- **WORK INSTRUCTIONS**
Present every line in which the string "items" appears.

Stored data entries:

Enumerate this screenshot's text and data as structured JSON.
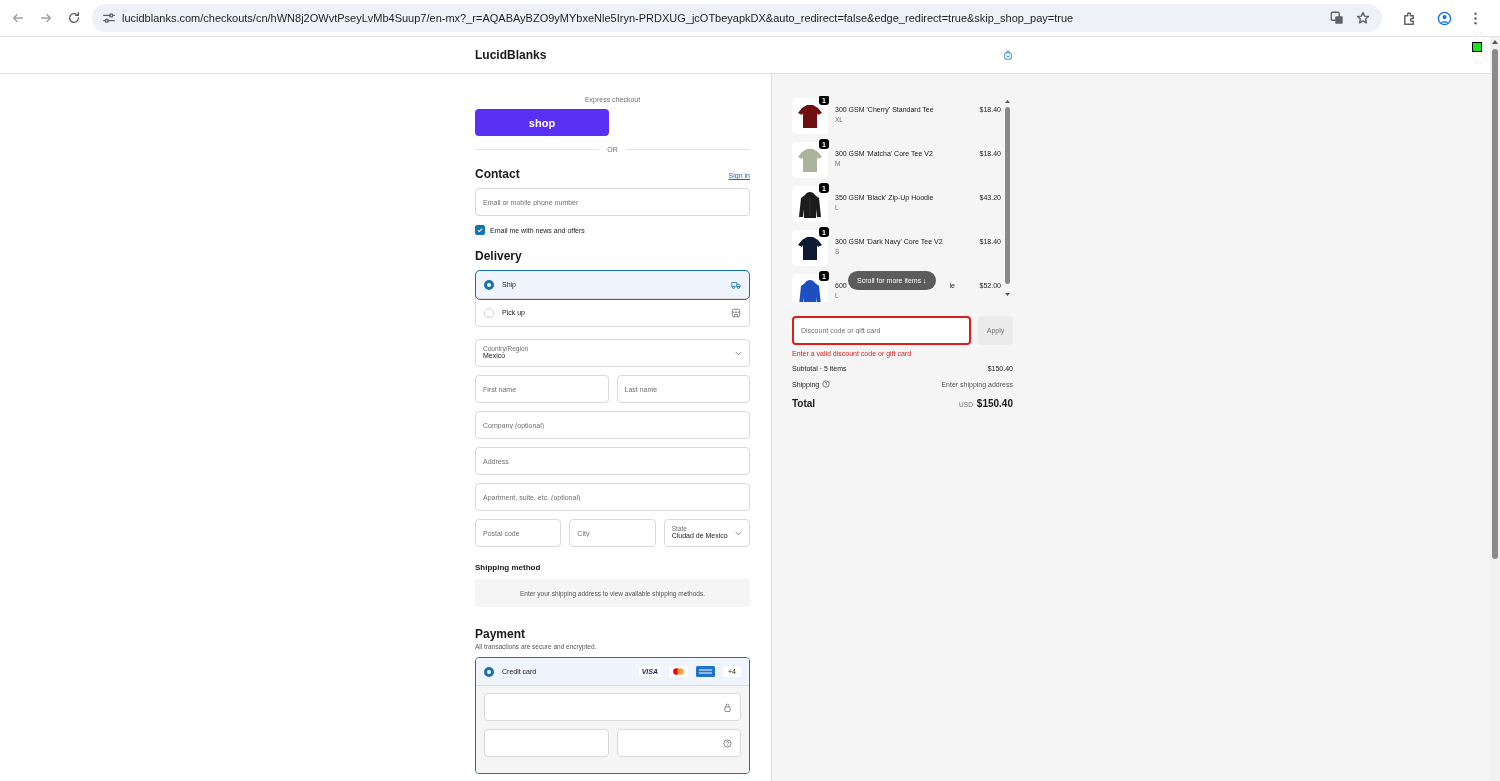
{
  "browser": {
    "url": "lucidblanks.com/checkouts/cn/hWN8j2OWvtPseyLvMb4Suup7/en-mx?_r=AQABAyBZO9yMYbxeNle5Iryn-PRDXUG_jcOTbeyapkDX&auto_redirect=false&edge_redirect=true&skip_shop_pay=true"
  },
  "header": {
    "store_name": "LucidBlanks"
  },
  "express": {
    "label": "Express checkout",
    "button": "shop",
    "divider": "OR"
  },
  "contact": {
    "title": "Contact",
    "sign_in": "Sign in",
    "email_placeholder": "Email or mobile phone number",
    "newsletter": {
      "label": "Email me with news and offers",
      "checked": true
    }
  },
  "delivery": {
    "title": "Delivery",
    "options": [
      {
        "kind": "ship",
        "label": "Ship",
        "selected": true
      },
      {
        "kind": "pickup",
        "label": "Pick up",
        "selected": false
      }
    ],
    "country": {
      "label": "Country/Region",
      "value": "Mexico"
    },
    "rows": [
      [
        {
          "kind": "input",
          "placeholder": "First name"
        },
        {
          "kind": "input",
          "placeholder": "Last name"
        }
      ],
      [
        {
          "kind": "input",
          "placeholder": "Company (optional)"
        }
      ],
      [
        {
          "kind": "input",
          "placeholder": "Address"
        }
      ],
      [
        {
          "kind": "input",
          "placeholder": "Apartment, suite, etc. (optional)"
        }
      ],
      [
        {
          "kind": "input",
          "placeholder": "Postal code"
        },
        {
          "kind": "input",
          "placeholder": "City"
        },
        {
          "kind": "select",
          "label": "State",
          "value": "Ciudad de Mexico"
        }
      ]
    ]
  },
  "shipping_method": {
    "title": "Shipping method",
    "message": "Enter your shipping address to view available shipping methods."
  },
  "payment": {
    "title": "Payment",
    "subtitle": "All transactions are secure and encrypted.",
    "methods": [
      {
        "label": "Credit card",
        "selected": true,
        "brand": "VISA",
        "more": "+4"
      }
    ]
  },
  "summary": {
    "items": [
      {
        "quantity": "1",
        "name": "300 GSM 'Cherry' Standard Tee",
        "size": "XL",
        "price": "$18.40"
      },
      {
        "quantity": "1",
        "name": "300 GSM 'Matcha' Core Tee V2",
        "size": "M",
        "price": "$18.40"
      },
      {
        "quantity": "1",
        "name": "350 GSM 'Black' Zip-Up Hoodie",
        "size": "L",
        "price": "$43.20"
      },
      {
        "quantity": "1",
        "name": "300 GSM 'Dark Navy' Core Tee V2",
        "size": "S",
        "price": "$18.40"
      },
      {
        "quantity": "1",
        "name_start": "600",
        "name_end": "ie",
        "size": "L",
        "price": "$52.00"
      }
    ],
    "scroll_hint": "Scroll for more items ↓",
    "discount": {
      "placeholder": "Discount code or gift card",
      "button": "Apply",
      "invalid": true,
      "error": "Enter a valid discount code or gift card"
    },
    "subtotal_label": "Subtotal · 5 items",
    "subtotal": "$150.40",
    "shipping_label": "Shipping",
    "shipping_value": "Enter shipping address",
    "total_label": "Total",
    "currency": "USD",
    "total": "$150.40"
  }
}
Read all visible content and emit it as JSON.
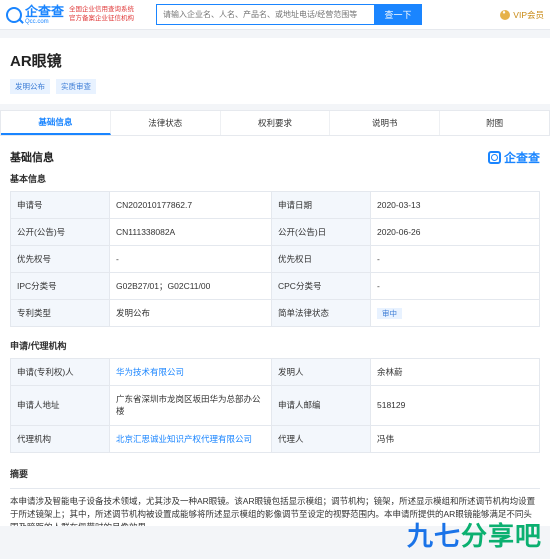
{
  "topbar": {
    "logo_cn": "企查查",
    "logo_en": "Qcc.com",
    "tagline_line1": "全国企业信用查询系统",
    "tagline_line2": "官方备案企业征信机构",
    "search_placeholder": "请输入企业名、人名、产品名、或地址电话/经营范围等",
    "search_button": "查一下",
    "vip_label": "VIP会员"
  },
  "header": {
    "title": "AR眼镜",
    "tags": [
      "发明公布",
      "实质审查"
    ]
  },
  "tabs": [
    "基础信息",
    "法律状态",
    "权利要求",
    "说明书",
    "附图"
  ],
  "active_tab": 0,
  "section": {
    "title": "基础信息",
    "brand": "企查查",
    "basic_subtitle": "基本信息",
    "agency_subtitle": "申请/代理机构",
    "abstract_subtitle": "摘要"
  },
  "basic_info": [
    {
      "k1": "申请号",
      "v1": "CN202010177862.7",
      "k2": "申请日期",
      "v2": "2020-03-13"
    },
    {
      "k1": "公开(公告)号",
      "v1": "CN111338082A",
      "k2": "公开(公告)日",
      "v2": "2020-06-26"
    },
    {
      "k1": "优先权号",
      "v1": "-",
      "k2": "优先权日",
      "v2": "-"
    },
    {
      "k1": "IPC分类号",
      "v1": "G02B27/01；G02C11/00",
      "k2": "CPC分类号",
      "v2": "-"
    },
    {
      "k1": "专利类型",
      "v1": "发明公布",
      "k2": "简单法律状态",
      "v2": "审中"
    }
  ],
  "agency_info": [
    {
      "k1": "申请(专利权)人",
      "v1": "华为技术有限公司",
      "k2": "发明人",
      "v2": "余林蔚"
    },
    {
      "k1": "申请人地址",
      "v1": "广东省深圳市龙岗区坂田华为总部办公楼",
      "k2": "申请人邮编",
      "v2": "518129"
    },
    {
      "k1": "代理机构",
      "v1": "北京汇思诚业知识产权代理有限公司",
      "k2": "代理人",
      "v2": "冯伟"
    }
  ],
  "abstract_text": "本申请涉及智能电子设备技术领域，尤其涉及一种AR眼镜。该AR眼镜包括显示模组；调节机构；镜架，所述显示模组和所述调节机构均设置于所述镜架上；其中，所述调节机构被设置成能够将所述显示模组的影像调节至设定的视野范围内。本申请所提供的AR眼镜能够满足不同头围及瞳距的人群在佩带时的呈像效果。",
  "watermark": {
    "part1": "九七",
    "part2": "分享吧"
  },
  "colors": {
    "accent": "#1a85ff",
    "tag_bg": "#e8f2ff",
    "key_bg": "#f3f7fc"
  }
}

- **WRITTEN REPLY**
    "items": [
    "scroll_hint": "Scroll for more items ↓",
    "subtotal_label": "Subtotal · 5 items",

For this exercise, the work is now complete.